### Exercise details
Can you copy the coconut thogayal recipe word for word, starting at "Pudina thuvayal |" and ending at "- Saute till the dals turn golden brown in colour."?

### Extract
Coconut thogayal | Thengai thogayal is a traditional South Indian accompaniment for rice made with freshly grated coconut, chana dal, urad dal and spices. It is usually served along with hot rice topped with ghee or gingelly oil. It is a quick and easy recipe and can also be had as a side dish with rasam rice and curd rice.
Coconut thogayal | Thengai thogayal Recipe
How to make Coconut thogayal
Cooking instructions with step by step pictures
Heat oil in a pan. Once the oil is heated, keep the flame on low and add chana dal and urad dal. Saute till the dals turn golden brown in colour. Then add red chillies.
Now add the grated coconut and few peppercorns. Adding peppercorns are optional.
Switch off the stove and mix everything together.
Once cooled down, shift them to a mixer jar and grind coarsely first without adding any water.
Next continue grinding adding little by little water making a thick and coarse paste.
Serve with hot rice topped with ghee or gingelly oil.
Recipe Notes
- Always grind the thogayal into a thick and coarse paste preferably with less or without water
- No need for tempering. Kindly avoid tempering for thogayal to enjoy the different flavours along with ghee and gingelly oil.
- Yod can also add a few peppercorns for a difference in flavour.
Serving suggestions
- Hot rice topped with ghee or gingelly oil
- As a side dish for rasam rice and curd rice.
- As a side dish for all variety rice including lemon rice, tamarind rice, coconut rice, etc.
Pudina thuvayal | Mint thogayal for rice
Coconut thogayal | Thengai thogayal
Ingredients
- 1 tsp oil
- 1 tbsp chana dal
- 1 tbsp urad dal
- 3 to 4 dry red chillies
- 1/3 cup grated coconut
- a few peppercorns optional
Instructions
- Heat oil in a pan.
- Once the oil is heated, keep the flame on low and add chana dal and urad dal.
- Saute till the dals turn golden brown in colour.
- Then add red chillies.
- Now add the grated coconut and few peppercorns. Adding peppercorns are optional.
- Switch off the stove and mix everything together.
- Once cooled down, shift them to a mixer jar and grind coarsely first without adding any water.
- Next continue grinding adding little by little water making a thick and coarse paste.
Notes
No need for tempering. Kindly avoid tempering for thogayal to enjoy the different flavours along with ghee and gingelly oil.
Yod can also add a few peppercorns for a difference in flavour. Serving suggestions Hot rice topped with ghee or gingelly oil
As a side dish for rasam rice and curd rice.
As a side dish for all variety rice including lemon rice, tamarind rice, coconut rice, etc.

### Data excerpts

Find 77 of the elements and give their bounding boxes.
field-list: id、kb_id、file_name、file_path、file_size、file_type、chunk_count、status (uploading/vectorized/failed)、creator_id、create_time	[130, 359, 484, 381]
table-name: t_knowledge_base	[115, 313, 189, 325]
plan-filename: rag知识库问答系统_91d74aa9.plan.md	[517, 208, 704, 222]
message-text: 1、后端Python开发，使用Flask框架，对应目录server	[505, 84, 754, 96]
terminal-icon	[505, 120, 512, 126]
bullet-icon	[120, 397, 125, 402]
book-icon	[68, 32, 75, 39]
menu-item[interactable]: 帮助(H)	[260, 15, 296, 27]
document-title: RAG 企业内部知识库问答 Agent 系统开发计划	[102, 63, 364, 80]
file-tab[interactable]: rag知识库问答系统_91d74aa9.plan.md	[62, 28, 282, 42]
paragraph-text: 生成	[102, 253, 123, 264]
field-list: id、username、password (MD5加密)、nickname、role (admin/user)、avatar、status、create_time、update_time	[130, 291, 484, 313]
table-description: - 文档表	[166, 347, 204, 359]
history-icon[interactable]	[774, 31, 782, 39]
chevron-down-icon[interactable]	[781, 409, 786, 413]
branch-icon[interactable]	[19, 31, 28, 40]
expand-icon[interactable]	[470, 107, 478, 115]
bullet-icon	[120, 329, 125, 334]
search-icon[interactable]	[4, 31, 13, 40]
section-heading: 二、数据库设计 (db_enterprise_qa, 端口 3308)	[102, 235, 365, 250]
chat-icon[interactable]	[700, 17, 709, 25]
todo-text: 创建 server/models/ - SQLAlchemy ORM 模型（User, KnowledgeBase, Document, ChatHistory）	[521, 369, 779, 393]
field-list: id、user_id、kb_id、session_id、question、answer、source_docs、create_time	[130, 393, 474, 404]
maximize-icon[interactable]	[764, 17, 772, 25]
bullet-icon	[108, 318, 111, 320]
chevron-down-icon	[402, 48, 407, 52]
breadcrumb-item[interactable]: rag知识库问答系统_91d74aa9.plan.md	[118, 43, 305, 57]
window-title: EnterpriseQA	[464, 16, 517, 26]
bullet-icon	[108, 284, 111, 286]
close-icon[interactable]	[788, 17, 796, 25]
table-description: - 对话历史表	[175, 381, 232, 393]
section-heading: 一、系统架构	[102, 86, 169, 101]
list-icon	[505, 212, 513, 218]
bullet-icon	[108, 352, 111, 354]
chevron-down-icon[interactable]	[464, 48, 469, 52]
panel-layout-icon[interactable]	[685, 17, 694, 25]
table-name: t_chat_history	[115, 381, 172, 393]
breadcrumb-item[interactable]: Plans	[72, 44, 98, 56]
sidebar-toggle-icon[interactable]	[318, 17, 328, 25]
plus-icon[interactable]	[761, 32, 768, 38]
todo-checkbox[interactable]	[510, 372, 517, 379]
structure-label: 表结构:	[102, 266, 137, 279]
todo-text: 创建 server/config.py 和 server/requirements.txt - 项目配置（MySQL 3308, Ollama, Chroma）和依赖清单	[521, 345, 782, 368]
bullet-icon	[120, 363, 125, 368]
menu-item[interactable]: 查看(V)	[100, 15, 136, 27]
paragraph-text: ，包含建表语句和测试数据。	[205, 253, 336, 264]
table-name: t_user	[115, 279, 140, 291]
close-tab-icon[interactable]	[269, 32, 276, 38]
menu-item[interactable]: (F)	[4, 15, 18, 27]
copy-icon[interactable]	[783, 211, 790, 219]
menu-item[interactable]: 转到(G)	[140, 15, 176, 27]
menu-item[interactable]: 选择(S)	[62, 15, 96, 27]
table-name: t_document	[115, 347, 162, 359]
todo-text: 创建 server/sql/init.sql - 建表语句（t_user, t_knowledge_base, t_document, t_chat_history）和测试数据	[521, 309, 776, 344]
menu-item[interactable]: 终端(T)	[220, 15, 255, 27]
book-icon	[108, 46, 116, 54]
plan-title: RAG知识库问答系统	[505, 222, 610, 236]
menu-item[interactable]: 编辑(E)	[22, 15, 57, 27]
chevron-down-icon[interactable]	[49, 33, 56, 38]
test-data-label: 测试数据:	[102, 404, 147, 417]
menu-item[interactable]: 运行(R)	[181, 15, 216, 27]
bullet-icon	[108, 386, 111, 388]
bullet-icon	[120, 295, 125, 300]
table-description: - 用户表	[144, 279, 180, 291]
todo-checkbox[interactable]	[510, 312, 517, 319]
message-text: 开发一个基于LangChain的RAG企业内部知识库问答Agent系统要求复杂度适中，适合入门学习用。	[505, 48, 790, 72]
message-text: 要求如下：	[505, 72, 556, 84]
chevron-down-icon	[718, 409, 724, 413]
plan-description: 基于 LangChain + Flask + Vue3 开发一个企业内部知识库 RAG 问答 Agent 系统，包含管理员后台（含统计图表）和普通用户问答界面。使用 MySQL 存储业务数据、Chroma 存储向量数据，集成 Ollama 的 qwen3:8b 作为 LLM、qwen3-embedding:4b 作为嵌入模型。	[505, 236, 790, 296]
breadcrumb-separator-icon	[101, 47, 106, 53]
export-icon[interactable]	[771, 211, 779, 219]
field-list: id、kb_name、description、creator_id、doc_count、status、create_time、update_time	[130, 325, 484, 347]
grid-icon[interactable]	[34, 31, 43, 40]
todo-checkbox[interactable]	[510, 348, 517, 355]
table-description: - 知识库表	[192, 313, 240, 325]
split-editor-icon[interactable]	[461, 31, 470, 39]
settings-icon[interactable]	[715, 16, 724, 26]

### Solution below
Pudina thuvayal | Mint thogayal for rice
Coconut thogayal | Thengai thogayal
Ingredients
- 1 tsp oil
- 1 tbsp chana dal
- 1 tbsp urad dal
- 3 to 4 dry red chillies
- 1/3 cup grated coconut
- a few peppercorns optional
Instructions
- Heat oil in a pan.
- Once the oil is heated, keep the flame on low and add chana dal and urad dal.
- Saute till the dals turn golden brown in colour.